■ WRITTEN TASK
Output the material word for word. Leave each picture out.

■ EXERCISE INPUTS
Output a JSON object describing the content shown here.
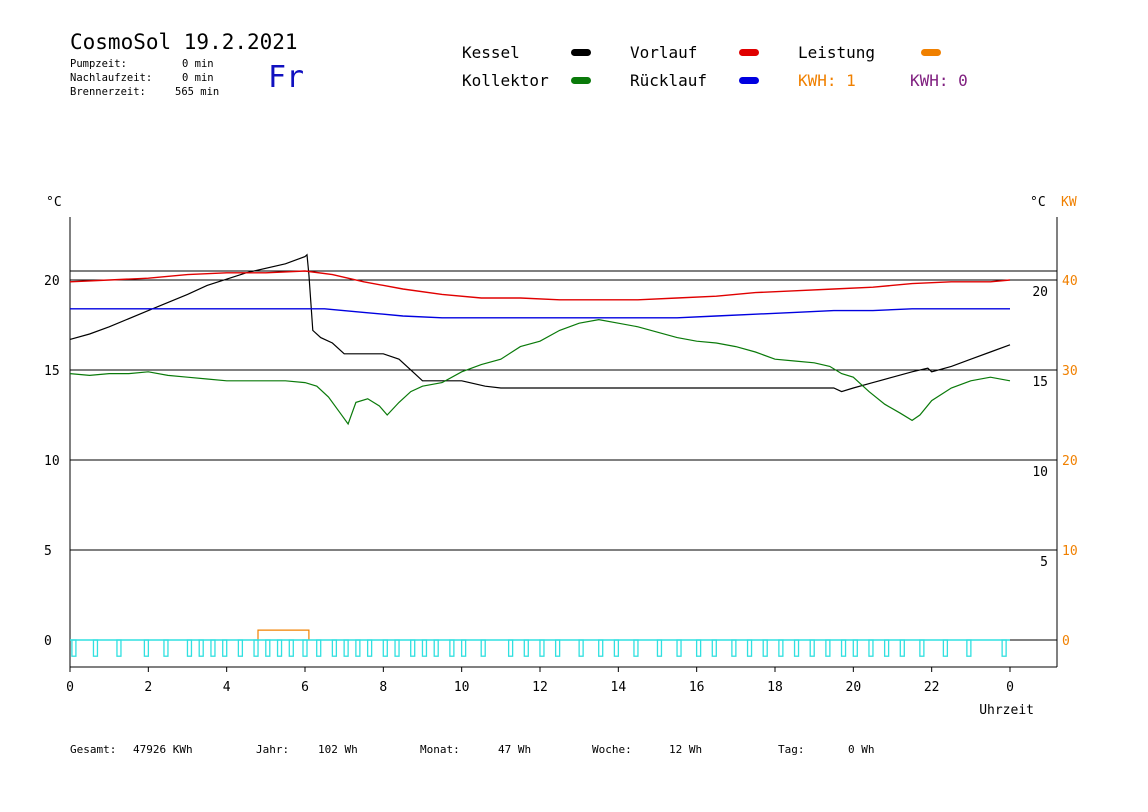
{
  "header": {
    "title": "CosmoSol 19.2.2021",
    "day": "Fr",
    "pump_label": "Pumpzeit:",
    "pump_value": "0 min",
    "after_label": "Nachlaufzeit:",
    "after_value": "0 min",
    "burner_label": "Brennerzeit:",
    "burner_value": "565 min"
  },
  "legend": {
    "kessel": "Kessel",
    "kollektor": "Kollektor",
    "vorlauf": "Vorlauf",
    "ruecklauf": "Rücklauf",
    "leistung": "Leistung",
    "kwh1": "KWH: 1",
    "kwh0": "KWH: 0"
  },
  "footer": {
    "gesamt_label": "Gesamt:",
    "gesamt_value": "47926 KWh",
    "jahr_label": "Jahr:",
    "jahr_value": "102 Wh",
    "monat_label": "Monat:",
    "monat_value": "47 Wh",
    "woche_label": "Woche:",
    "woche_value": "12 Wh",
    "tag_label": "Tag:",
    "tag_value": "0 Wh"
  },
  "colors": {
    "kessel": "#000000",
    "kollektor": "#0a7a0a",
    "vorlauf": "#e00000",
    "ruecklauf": "#0000e0",
    "leistung": "#f08000",
    "pump": "#30e0e0",
    "kwh0": "#802080",
    "grid": "#000000"
  },
  "chart_data": {
    "type": "line",
    "xlabel": "Uhrzeit",
    "ylabel_left": "°C",
    "ylabel_right": "°C",
    "ylabel_right2": "KW",
    "xlim": [
      0,
      24
    ],
    "xticks": [
      "0",
      "2",
      "4",
      "6",
      "8",
      "10",
      "12",
      "14",
      "16",
      "18",
      "20",
      "22",
      "0"
    ],
    "ylim_left": [
      -1.5,
      23.5
    ],
    "yticks_left": [
      "0",
      "5",
      "10",
      "15",
      "20"
    ],
    "yticks_right": [
      "5",
      "10",
      "15",
      "20"
    ],
    "yticks_right2": [
      "0",
      "10",
      "20",
      "30",
      "40"
    ],
    "grid": "horizontal",
    "series": [
      {
        "name": "Kessel",
        "x": [
          0,
          0.5,
          1,
          2,
          3,
          3.5,
          4.5,
          5.5,
          6.0,
          6.05,
          6.1,
          6.2,
          6.4,
          6.7,
          7.0,
          7.5,
          8.0,
          8.4,
          8.8,
          9.0,
          10,
          10.6,
          11.0,
          12,
          14,
          16,
          18,
          19.5,
          19.7,
          20,
          20.5,
          21,
          21.5,
          21.9,
          22.0,
          22.5,
          23,
          23.5,
          24
        ],
        "values": [
          16.7,
          17.0,
          17.4,
          18.3,
          19.2,
          19.7,
          20.4,
          20.9,
          21.3,
          21.4,
          20.3,
          17.2,
          16.8,
          16.5,
          15.9,
          15.9,
          15.9,
          15.6,
          14.8,
          14.4,
          14.4,
          14.1,
          14.0,
          14.0,
          14.0,
          14.0,
          14.0,
          14.0,
          13.8,
          14.0,
          14.3,
          14.6,
          14.9,
          15.1,
          14.9,
          15.2,
          15.6,
          16.0,
          16.4
        ]
      },
      {
        "name": "Kollektor",
        "x": [
          0,
          0.5,
          1,
          1.5,
          2,
          2.5,
          3,
          3.5,
          4,
          4.5,
          5,
          5.5,
          6,
          6.3,
          6.6,
          6.9,
          7.1,
          7.3,
          7.6,
          7.9,
          8.1,
          8.4,
          8.7,
          9.0,
          9.5,
          10,
          10.5,
          11,
          11.5,
          12,
          12.5,
          13,
          13.5,
          14,
          14.5,
          15,
          15.5,
          16,
          16.5,
          17,
          17.5,
          18,
          18.5,
          19,
          19.4,
          19.7,
          20,
          20.4,
          20.8,
          21.2,
          21.5,
          21.7,
          22.0,
          22.5,
          23,
          23.5,
          24
        ],
        "values": [
          14.8,
          14.7,
          14.8,
          14.8,
          14.9,
          14.7,
          14.6,
          14.5,
          14.4,
          14.4,
          14.4,
          14.4,
          14.3,
          14.1,
          13.5,
          12.6,
          12.0,
          13.2,
          13.4,
          13.0,
          12.5,
          13.2,
          13.8,
          14.1,
          14.3,
          14.9,
          15.3,
          15.6,
          16.3,
          16.6,
          17.2,
          17.6,
          17.8,
          17.6,
          17.4,
          17.1,
          16.8,
          16.6,
          16.5,
          16.3,
          16.0,
          15.6,
          15.5,
          15.4,
          15.2,
          14.8,
          14.6,
          13.8,
          13.1,
          12.6,
          12.2,
          12.5,
          13.3,
          14.0,
          14.4,
          14.6,
          14.4
        ]
      },
      {
        "name": "Vorlauf",
        "x": [
          0,
          1,
          2,
          3,
          4,
          5,
          6,
          6.7,
          7.5,
          8.5,
          9.5,
          10.5,
          11.5,
          12.5,
          13.5,
          14.5,
          15.5,
          16.5,
          17.5,
          18.5,
          19.5,
          20.5,
          21.5,
          22.5,
          23.5,
          24
        ],
        "values": [
          19.9,
          20.0,
          20.1,
          20.3,
          20.4,
          20.4,
          20.5,
          20.3,
          19.9,
          19.5,
          19.2,
          19.0,
          19.0,
          18.9,
          18.9,
          18.9,
          19.0,
          19.1,
          19.3,
          19.4,
          19.5,
          19.6,
          19.8,
          19.9,
          19.9,
          20.0
        ]
      },
      {
        "name": "Rücklauf",
        "x": [
          0,
          2,
          4,
          6,
          6.5,
          7.5,
          8.5,
          9.5,
          10.5,
          11.5,
          12.5,
          13.5,
          14.5,
          15.5,
          16.5,
          17.5,
          18.5,
          19.5,
          20.5,
          21.5,
          22.5,
          23.5,
          24
        ],
        "values": [
          18.4,
          18.4,
          18.4,
          18.4,
          18.4,
          18.2,
          18.0,
          17.9,
          17.9,
          17.9,
          17.9,
          17.9,
          17.9,
          17.9,
          18.0,
          18.1,
          18.2,
          18.3,
          18.3,
          18.4,
          18.4,
          18.4,
          18.4
        ]
      },
      {
        "name": "Leistung",
        "x": [
          4.8,
          4.8,
          6.1,
          6.1
        ],
        "values": [
          0,
          0.55,
          0.55,
          0
        ]
      }
    ],
    "pump_pulses_hours": [
      0.1,
      0.65,
      1.25,
      1.95,
      2.45,
      3.05,
      3.35,
      3.65,
      3.95,
      4.35,
      4.75,
      5.05,
      5.35,
      5.65,
      6.0,
      6.35,
      6.75,
      7.05,
      7.35,
      7.65,
      8.05,
      8.35,
      8.75,
      9.05,
      9.35,
      9.75,
      10.05,
      10.55,
      11.25,
      11.65,
      12.05,
      12.45,
      13.05,
      13.55,
      13.95,
      14.45,
      15.05,
      15.55,
      16.05,
      16.45,
      16.95,
      17.35,
      17.75,
      18.15,
      18.55,
      18.95,
      19.35,
      19.75,
      20.05,
      20.45,
      20.85,
      21.25,
      21.75,
      22.35,
      22.95,
      23.85
    ]
  }
}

■ SOLUTION TO THIS TASK
Output a JSON object describing the content shown here.
{
  "header": {
    "title": "CosmoSol 19.2.2021",
    "day": "Fr",
    "pump_label": "Pumpzeit:",
    "pump_value": "0 min",
    "after_label": "Nachlaufzeit:",
    "after_value": "0 min",
    "burner_label": "Brennerzeit:",
    "burner_value": "565 min"
  },
  "legend": {
    "kessel": "Kessel",
    "kollektor": "Kollektor",
    "vorlauf": "Vorlauf",
    "ruecklauf": "Rücklauf",
    "leistung": "Leistung",
    "kwh1": "KWH: 1",
    "kwh0": "KWH: 0"
  },
  "footer": {
    "gesamt_label": "Gesamt:",
    "gesamt_value": "47926 KWh",
    "jahr_label": "Jahr:",
    "jahr_value": "102 Wh",
    "monat_label": "Monat:",
    "monat_value": "47 Wh",
    "woche_label": "Woche:",
    "woche_value": "12 Wh",
    "tag_label": "Tag:",
    "tag_value": "0 Wh"
  },
  "colors": {
    "kessel": "#000000",
    "kollektor": "#0a7a0a",
    "vorlauf": "#e00000",
    "ruecklauf": "#0000e0",
    "leistung": "#f08000",
    "pump": "#30e0e0",
    "kwh0": "#802080",
    "grid": "#000000"
  },
  "chart_data": {
    "type": "line",
    "xlabel": "Uhrzeit",
    "ylabel_left": "°C",
    "ylabel_right": "°C",
    "ylabel_right2": "KW",
    "xlim": [
      0,
      24
    ],
    "xticks": [
      "0",
      "2",
      "4",
      "6",
      "8",
      "10",
      "12",
      "14",
      "16",
      "18",
      "20",
      "22",
      "0"
    ],
    "ylim_left": [
      -1.5,
      23.5
    ],
    "yticks_left": [
      "0",
      "5",
      "10",
      "15",
      "20"
    ],
    "yticks_right": [
      "5",
      "10",
      "15",
      "20"
    ],
    "yticks_right2": [
      "0",
      "10",
      "20",
      "30",
      "40"
    ],
    "grid": "horizontal",
    "series": [
      {
        "name": "Kessel",
        "x": [
          0,
          0.5,
          1,
          2,
          3,
          3.5,
          4.5,
          5.5,
          6.0,
          6.05,
          6.1,
          6.2,
          6.4,
          6.7,
          7.0,
          7.5,
          8.0,
          8.4,
          8.8,
          9.0,
          10,
          10.6,
          11.0,
          12,
          14,
          16,
          18,
          19.5,
          19.7,
          20,
          20.5,
          21,
          21.5,
          21.9,
          22.0,
          22.5,
          23,
          23.5,
          24
        ],
        "values": [
          16.7,
          17.0,
          17.4,
          18.3,
          19.2,
          19.7,
          20.4,
          20.9,
          21.3,
          21.4,
          20.3,
          17.2,
          16.8,
          16.5,
          15.9,
          15.9,
          15.9,
          15.6,
          14.8,
          14.4,
          14.4,
          14.1,
          14.0,
          14.0,
          14.0,
          14.0,
          14.0,
          14.0,
          13.8,
          14.0,
          14.3,
          14.6,
          14.9,
          15.1,
          14.9,
          15.2,
          15.6,
          16.0,
          16.4
        ]
      },
      {
        "name": "Kollektor",
        "x": [
          0,
          0.5,
          1,
          1.5,
          2,
          2.5,
          3,
          3.5,
          4,
          4.5,
          5,
          5.5,
          6,
          6.3,
          6.6,
          6.9,
          7.1,
          7.3,
          7.6,
          7.9,
          8.1,
          8.4,
          8.7,
          9.0,
          9.5,
          10,
          10.5,
          11,
          11.5,
          12,
          12.5,
          13,
          13.5,
          14,
          14.5,
          15,
          15.5,
          16,
          16.5,
          17,
          17.5,
          18,
          18.5,
          19,
          19.4,
          19.7,
          20,
          20.4,
          20.8,
          21.2,
          21.5,
          21.7,
          22.0,
          22.5,
          23,
          23.5,
          24
        ],
        "values": [
          14.8,
          14.7,
          14.8,
          14.8,
          14.9,
          14.7,
          14.6,
          14.5,
          14.4,
          14.4,
          14.4,
          14.4,
          14.3,
          14.1,
          13.5,
          12.6,
          12.0,
          13.2,
          13.4,
          13.0,
          12.5,
          13.2,
          13.8,
          14.1,
          14.3,
          14.9,
          15.3,
          15.6,
          16.3,
          16.6,
          17.2,
          17.6,
          17.8,
          17.6,
          17.4,
          17.1,
          16.8,
          16.6,
          16.5,
          16.3,
          16.0,
          15.6,
          15.5,
          15.4,
          15.2,
          14.8,
          14.6,
          13.8,
          13.1,
          12.6,
          12.2,
          12.5,
          13.3,
          14.0,
          14.4,
          14.6,
          14.4
        ]
      },
      {
        "name": "Vorlauf",
        "x": [
          0,
          1,
          2,
          3,
          4,
          5,
          6,
          6.7,
          7.5,
          8.5,
          9.5,
          10.5,
          11.5,
          12.5,
          13.5,
          14.5,
          15.5,
          16.5,
          17.5,
          18.5,
          19.5,
          20.5,
          21.5,
          22.5,
          23.5,
          24
        ],
        "values": [
          19.9,
          20.0,
          20.1,
          20.3,
          20.4,
          20.4,
          20.5,
          20.3,
          19.9,
          19.5,
          19.2,
          19.0,
          19.0,
          18.9,
          18.9,
          18.9,
          19.0,
          19.1,
          19.3,
          19.4,
          19.5,
          19.6,
          19.8,
          19.9,
          19.9,
          20.0
        ]
      },
      {
        "name": "Rücklauf",
        "x": [
          0,
          2,
          4,
          6,
          6.5,
          7.5,
          8.5,
          9.5,
          10.5,
          11.5,
          12.5,
          13.5,
          14.5,
          15.5,
          16.5,
          17.5,
          18.5,
          19.5,
          20.5,
          21.5,
          22.5,
          23.5,
          24
        ],
        "values": [
          18.4,
          18.4,
          18.4,
          18.4,
          18.4,
          18.2,
          18.0,
          17.9,
          17.9,
          17.9,
          17.9,
          17.9,
          17.9,
          17.9,
          18.0,
          18.1,
          18.2,
          18.3,
          18.3,
          18.4,
          18.4,
          18.4,
          18.4
        ]
      },
      {
        "name": "Leistung",
        "x": [
          4.8,
          4.8,
          6.1,
          6.1
        ],
        "values": [
          0,
          0.55,
          0.55,
          0
        ]
      }
    ],
    "pump_pulses_hours": [
      0.1,
      0.65,
      1.25,
      1.95,
      2.45,
      3.05,
      3.35,
      3.65,
      3.95,
      4.35,
      4.75,
      5.05,
      5.35,
      5.65,
      6.0,
      6.35,
      6.75,
      7.05,
      7.35,
      7.65,
      8.05,
      8.35,
      8.75,
      9.05,
      9.35,
      9.75,
      10.05,
      10.55,
      11.25,
      11.65,
      12.05,
      12.45,
      13.05,
      13.55,
      13.95,
      14.45,
      15.05,
      15.55,
      16.05,
      16.45,
      16.95,
      17.35,
      17.75,
      18.15,
      18.55,
      18.95,
      19.35,
      19.75,
      20.05,
      20.45,
      20.85,
      21.25,
      21.75,
      22.35,
      22.95,
      23.85
    ]
  }
}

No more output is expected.